- Work to be completed
Copy every line of the data that contains the string "explozie".

Records:
——————————

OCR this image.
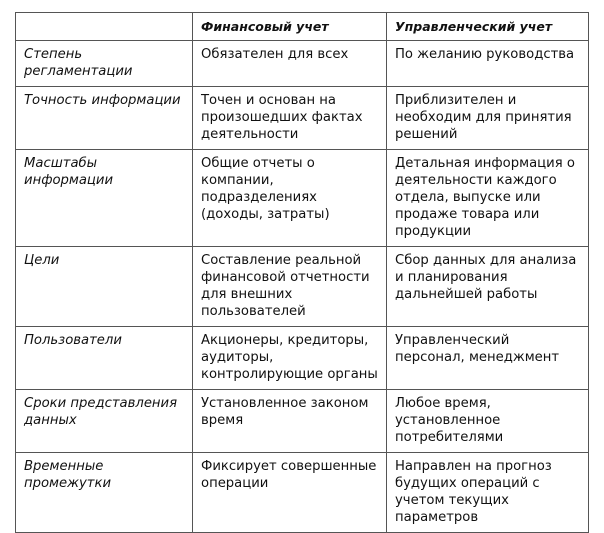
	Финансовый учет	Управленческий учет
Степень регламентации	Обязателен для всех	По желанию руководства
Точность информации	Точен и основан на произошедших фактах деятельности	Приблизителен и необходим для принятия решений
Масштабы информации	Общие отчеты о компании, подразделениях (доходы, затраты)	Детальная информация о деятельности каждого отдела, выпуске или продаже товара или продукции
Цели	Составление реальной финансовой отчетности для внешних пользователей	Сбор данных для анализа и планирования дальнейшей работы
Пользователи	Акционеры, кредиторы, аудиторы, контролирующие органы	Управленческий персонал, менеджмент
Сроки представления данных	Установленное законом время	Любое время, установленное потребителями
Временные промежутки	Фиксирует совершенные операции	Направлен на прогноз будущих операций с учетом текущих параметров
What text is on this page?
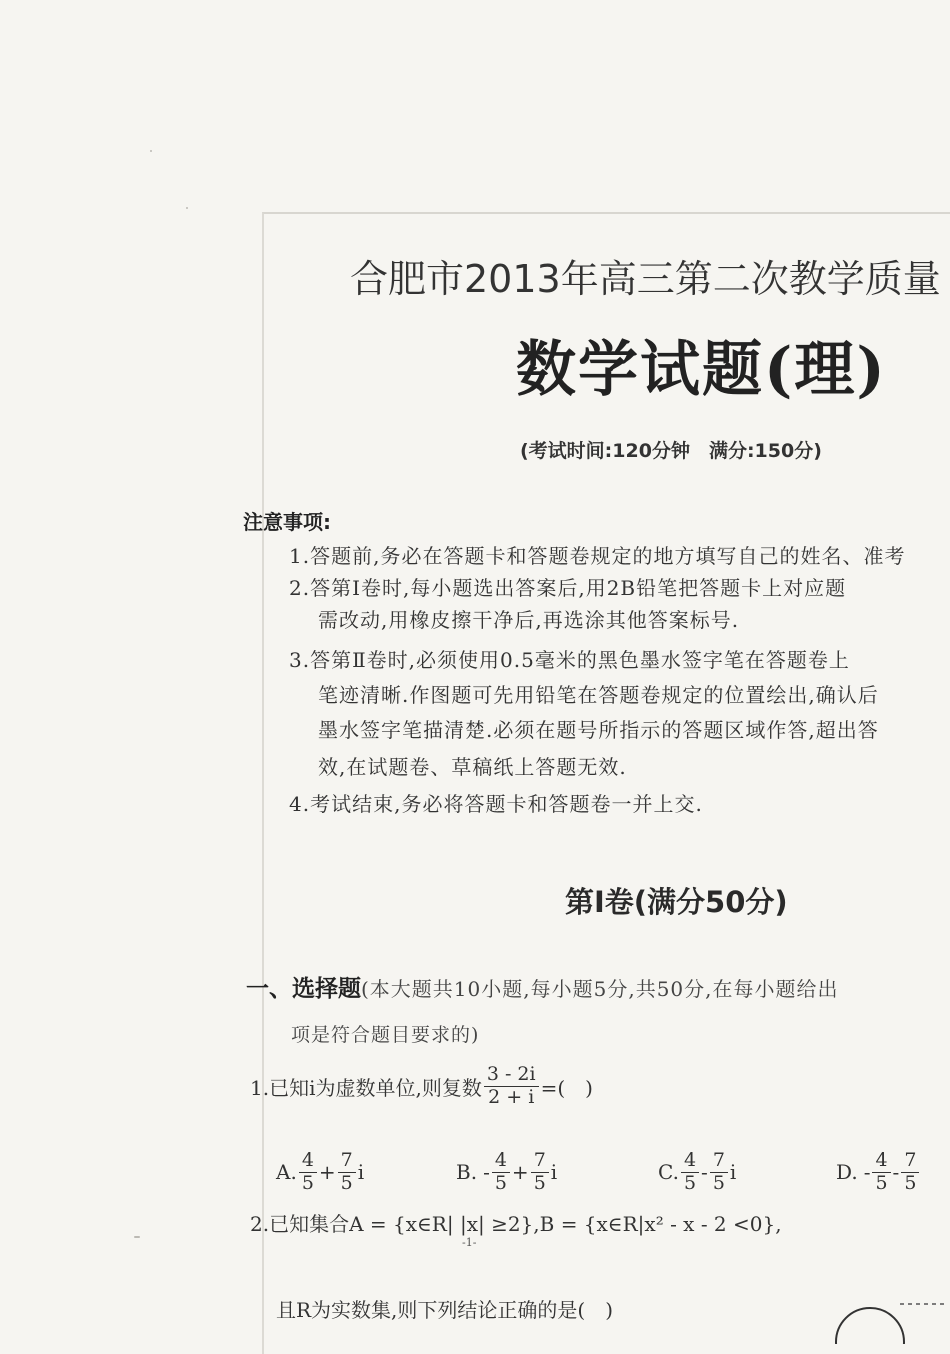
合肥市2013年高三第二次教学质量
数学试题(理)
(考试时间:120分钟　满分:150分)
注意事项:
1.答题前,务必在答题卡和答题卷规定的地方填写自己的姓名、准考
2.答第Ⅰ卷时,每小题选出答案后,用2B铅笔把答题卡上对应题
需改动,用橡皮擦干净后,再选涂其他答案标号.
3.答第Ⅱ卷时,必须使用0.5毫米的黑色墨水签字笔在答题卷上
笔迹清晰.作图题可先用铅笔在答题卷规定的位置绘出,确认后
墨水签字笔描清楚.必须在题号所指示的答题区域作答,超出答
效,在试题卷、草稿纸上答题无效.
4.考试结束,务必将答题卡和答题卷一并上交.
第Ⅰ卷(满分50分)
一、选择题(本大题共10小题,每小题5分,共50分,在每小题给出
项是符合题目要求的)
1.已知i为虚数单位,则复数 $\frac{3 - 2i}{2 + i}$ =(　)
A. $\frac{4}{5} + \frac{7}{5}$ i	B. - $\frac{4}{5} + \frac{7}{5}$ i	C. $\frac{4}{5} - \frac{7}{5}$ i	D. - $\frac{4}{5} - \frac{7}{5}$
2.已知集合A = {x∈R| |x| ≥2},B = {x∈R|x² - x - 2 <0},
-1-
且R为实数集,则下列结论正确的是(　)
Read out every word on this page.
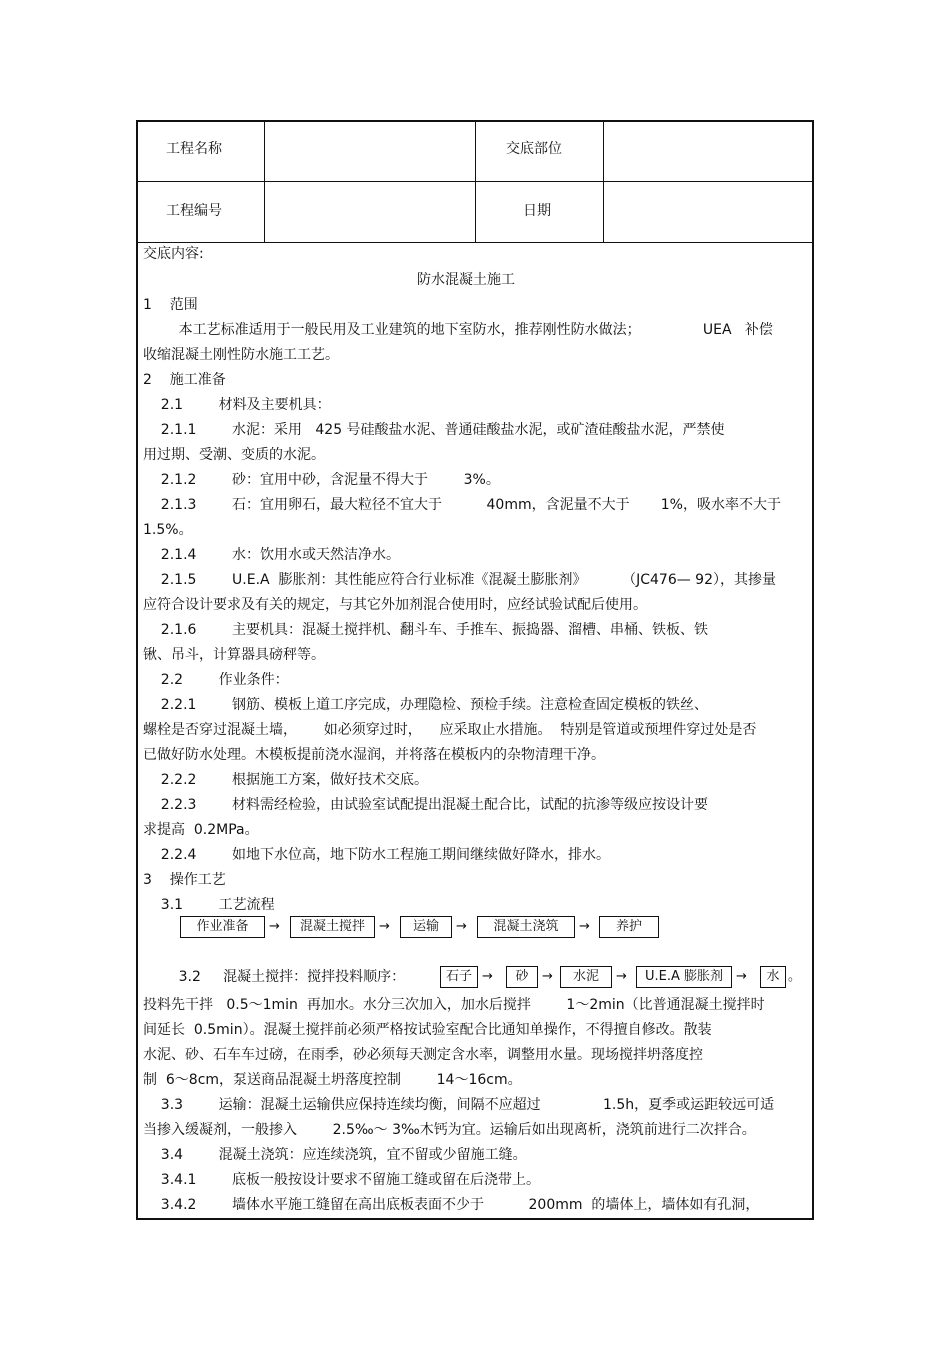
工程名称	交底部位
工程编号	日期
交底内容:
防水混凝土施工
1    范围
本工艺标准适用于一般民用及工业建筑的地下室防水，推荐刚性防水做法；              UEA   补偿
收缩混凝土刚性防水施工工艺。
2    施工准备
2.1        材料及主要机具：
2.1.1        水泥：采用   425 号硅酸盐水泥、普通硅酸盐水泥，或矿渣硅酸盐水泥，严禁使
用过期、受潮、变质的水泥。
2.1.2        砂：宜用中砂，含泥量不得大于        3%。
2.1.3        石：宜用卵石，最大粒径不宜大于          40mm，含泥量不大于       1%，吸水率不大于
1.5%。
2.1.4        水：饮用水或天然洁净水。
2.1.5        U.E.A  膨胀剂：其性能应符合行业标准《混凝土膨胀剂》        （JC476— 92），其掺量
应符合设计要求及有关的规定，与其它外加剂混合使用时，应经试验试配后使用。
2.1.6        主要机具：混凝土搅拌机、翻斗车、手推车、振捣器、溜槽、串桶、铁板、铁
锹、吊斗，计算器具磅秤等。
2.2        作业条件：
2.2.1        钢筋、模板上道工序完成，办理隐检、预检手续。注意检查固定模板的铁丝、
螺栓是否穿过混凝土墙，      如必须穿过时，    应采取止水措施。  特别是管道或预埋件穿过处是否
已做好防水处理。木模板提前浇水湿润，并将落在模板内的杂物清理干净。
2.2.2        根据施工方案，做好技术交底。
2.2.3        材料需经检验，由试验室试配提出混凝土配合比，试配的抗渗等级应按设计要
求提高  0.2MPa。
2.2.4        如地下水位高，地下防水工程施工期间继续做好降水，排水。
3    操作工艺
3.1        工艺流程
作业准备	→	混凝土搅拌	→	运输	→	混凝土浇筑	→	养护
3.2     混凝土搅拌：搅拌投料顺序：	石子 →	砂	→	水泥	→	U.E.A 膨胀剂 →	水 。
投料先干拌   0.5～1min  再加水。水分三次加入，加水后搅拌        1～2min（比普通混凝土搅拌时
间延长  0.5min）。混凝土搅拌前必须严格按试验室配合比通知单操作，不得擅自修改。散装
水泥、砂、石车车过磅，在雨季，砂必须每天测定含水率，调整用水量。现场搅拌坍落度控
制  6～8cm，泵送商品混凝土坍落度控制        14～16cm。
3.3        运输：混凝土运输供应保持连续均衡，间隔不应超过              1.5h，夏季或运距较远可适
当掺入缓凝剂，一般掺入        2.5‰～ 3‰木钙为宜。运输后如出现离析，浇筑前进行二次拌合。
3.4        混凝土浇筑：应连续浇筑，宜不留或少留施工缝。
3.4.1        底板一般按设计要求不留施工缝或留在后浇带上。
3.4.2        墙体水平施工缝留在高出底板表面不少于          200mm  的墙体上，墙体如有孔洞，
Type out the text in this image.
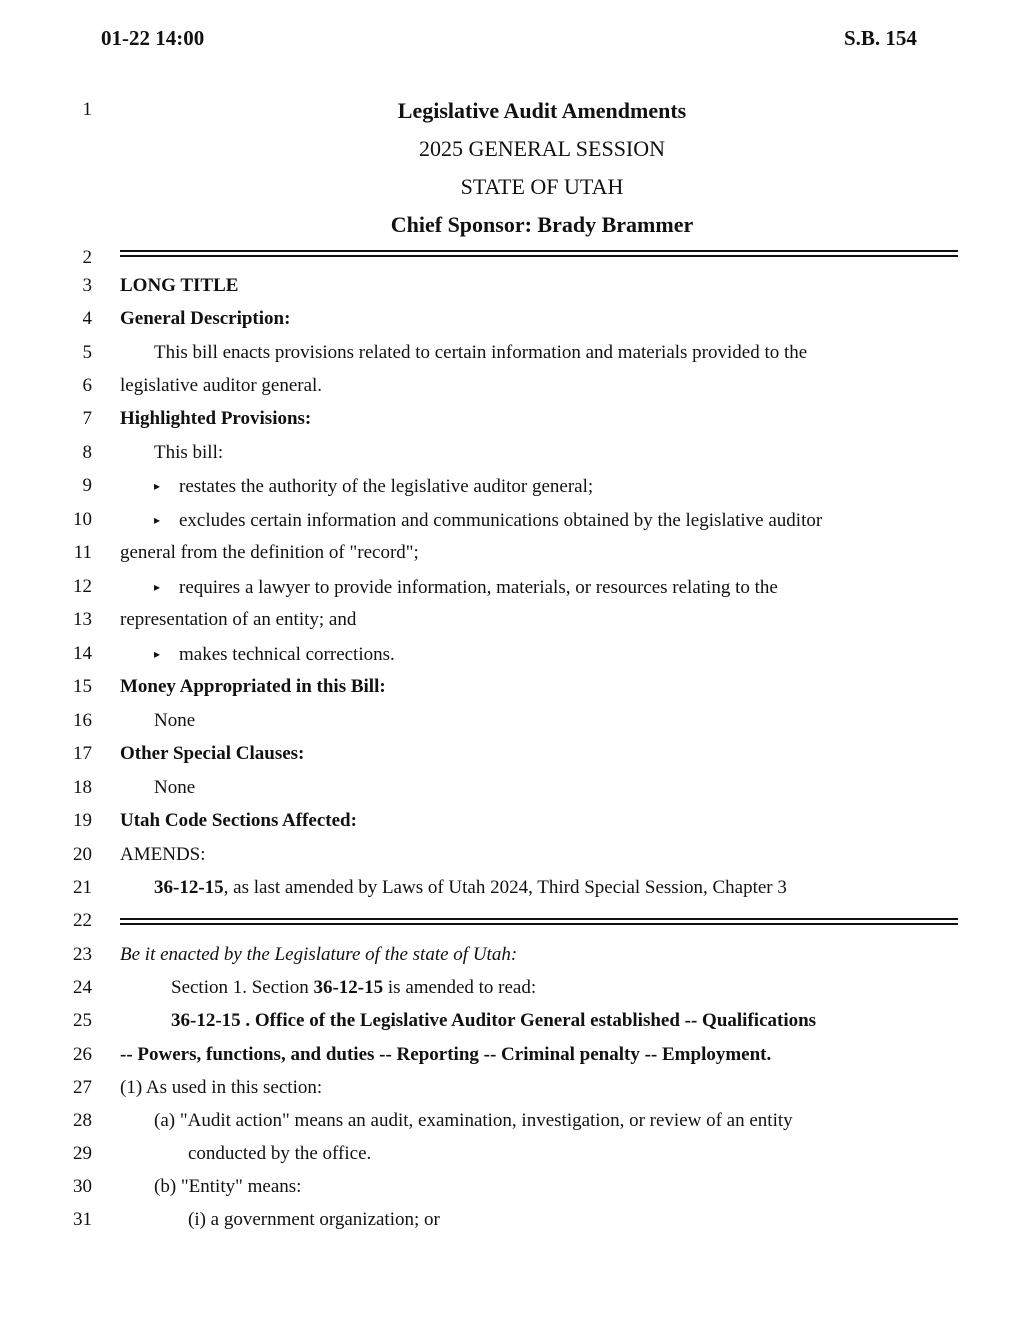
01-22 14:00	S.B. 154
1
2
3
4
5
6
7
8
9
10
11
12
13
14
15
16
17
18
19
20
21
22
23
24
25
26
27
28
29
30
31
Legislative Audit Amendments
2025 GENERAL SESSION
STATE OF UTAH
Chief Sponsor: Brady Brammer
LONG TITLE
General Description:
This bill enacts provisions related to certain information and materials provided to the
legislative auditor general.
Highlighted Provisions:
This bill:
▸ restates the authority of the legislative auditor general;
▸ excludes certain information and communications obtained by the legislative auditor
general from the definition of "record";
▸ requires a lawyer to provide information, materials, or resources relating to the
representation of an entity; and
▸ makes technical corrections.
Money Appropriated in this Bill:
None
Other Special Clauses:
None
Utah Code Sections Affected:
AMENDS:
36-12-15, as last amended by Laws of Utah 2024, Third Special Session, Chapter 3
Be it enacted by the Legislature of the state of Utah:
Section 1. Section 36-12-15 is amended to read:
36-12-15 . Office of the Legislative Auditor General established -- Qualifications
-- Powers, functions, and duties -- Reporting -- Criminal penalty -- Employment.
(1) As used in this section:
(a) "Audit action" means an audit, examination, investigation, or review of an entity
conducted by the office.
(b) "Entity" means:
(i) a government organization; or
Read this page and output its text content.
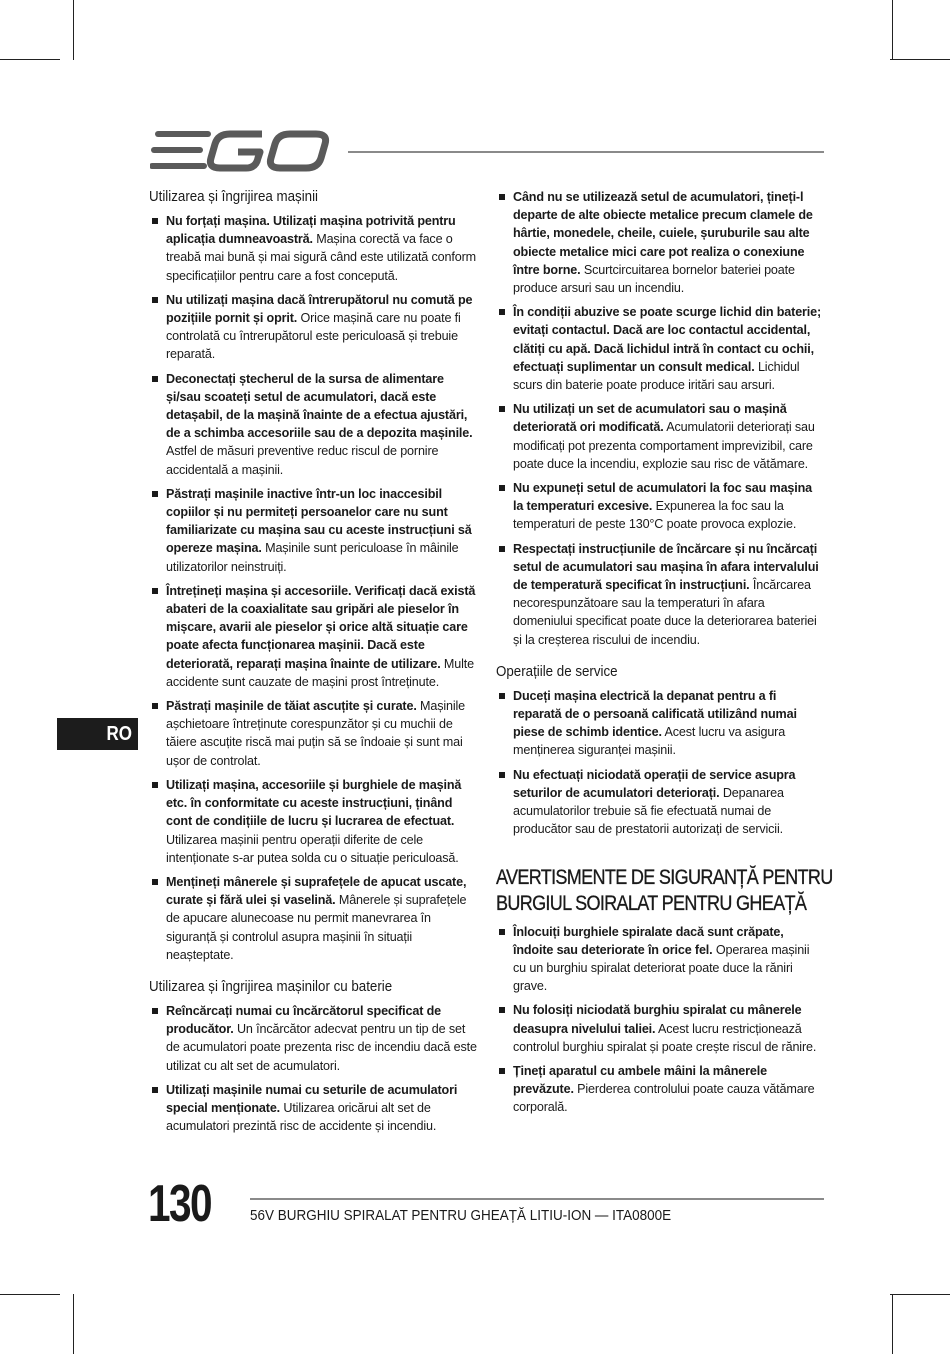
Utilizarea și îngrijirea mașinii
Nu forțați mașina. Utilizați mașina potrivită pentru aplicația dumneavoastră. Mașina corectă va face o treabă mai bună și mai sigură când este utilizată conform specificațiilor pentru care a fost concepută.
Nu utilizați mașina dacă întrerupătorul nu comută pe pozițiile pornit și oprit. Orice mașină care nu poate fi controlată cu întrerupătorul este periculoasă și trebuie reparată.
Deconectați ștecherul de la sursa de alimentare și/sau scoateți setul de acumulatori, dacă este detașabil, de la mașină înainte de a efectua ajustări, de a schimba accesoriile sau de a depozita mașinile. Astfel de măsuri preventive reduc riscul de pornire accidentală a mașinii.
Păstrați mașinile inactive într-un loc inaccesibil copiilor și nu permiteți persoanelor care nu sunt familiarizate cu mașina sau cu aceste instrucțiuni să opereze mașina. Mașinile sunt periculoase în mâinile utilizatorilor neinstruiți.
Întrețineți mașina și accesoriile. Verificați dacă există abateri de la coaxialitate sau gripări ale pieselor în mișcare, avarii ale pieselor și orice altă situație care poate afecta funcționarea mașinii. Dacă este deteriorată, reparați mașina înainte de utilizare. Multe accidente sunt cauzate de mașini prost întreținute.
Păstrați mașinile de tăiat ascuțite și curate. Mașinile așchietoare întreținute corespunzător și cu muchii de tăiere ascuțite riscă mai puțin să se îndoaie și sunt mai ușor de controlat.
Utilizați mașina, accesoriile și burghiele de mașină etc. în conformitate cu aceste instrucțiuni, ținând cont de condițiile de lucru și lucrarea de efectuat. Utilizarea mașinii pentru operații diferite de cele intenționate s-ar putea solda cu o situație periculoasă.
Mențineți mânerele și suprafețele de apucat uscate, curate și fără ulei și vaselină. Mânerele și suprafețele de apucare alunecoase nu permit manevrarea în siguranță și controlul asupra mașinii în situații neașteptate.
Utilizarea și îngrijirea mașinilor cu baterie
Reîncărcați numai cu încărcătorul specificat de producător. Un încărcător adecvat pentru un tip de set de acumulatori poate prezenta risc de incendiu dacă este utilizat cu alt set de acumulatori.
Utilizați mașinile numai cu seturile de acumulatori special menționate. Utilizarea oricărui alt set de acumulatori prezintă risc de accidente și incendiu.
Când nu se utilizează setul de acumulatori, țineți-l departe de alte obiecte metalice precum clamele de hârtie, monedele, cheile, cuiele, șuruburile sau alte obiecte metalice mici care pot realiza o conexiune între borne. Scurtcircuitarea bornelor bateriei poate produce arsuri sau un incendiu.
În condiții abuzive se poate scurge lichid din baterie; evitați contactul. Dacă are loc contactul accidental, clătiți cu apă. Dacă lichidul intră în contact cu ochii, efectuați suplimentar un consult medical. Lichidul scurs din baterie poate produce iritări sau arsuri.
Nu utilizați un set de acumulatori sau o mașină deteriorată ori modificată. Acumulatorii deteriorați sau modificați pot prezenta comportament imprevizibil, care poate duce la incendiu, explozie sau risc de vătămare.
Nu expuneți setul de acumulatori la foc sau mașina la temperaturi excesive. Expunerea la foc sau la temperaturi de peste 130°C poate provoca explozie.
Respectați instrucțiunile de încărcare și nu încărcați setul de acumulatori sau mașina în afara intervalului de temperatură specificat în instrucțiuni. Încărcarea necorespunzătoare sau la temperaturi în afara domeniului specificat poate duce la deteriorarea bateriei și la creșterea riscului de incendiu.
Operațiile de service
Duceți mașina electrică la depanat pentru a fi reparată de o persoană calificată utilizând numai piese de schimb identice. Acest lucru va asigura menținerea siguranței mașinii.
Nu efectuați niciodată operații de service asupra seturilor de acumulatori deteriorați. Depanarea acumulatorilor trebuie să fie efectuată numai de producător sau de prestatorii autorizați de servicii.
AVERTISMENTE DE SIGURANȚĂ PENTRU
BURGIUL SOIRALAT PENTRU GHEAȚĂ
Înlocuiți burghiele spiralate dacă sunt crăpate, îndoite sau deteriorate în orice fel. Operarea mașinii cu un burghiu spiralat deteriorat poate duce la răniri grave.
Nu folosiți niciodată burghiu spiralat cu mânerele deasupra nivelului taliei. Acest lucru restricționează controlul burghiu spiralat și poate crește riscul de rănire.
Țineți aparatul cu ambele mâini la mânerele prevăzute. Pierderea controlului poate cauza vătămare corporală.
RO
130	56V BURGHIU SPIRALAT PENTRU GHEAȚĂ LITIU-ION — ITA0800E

——————————

- Exercise result
Nu utilizați un set de acumulatori sau o mașină deteriorată ori modificată. Acumulatorii deteriorați sau modificați pot prezenta comportament imprevizibil, care poate duce la incendiu, explozie sau risc de vătămare.
Nu expuneți setul de acumulatori la foc sau mașina la temperaturi excesive. Expunerea la foc sau la temperaturi de peste 130°C poate provoca explozie.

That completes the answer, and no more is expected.